Pull out every line below holding the word "desc".

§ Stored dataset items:
* * * * *

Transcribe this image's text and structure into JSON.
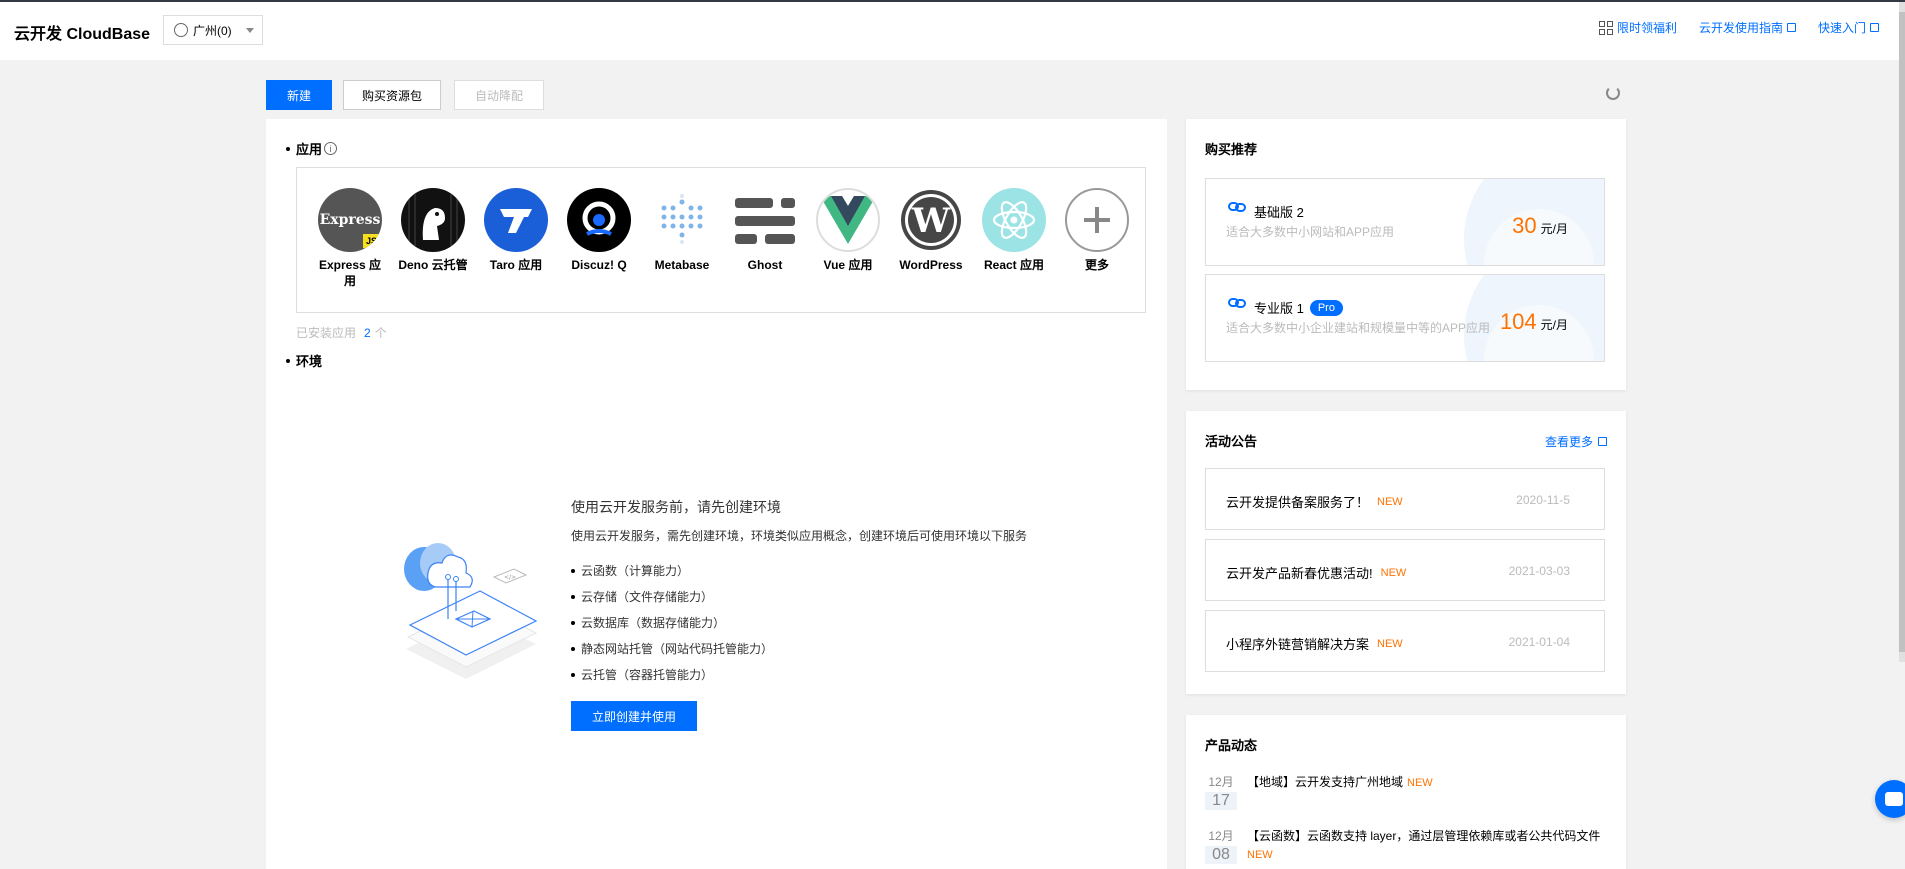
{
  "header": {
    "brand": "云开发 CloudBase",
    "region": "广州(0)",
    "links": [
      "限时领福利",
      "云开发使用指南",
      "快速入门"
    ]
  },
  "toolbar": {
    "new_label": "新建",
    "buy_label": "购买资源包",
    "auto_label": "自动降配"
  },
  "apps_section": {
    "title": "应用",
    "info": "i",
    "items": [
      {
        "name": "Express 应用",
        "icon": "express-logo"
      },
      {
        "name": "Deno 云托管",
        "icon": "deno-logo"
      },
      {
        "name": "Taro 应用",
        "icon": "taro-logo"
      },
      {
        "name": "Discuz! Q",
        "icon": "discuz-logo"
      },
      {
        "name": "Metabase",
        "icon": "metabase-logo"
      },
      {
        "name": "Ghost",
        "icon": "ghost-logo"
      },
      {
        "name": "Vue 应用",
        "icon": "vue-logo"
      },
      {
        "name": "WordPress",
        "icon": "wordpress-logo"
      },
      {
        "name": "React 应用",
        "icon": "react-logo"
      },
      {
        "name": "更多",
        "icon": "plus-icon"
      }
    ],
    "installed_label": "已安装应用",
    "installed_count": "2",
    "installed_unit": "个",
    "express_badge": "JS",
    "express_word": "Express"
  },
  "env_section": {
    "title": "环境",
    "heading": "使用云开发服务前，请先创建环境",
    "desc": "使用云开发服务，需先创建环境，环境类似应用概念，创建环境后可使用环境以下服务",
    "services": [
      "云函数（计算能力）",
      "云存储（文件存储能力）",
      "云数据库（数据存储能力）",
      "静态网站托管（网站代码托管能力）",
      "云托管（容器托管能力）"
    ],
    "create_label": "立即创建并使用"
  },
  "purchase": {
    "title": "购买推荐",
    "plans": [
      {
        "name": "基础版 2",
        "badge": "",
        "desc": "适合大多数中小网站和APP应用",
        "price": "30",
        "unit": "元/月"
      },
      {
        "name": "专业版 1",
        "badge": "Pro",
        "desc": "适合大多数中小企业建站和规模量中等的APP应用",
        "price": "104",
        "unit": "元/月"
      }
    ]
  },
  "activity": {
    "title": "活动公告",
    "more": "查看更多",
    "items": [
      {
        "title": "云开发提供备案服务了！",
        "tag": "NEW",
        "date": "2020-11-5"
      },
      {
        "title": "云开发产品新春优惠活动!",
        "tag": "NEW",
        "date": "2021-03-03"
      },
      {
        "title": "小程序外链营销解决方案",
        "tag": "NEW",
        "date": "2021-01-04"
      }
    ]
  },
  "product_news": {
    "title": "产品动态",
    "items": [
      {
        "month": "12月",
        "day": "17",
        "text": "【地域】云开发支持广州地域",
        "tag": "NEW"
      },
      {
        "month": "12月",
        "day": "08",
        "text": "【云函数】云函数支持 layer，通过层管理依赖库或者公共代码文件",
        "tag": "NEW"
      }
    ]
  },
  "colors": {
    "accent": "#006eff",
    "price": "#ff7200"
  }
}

* * * * *

§ FULL ANSWER:
    "desc": "使用云开发服务，需先创建环境，环境类似应用概念，创建环境后可使用环境以下服务",
        "desc": "适合大多数中小网站和APP应用",
        "desc": "适合大多数中小企业建站和规模量中等的APP应用",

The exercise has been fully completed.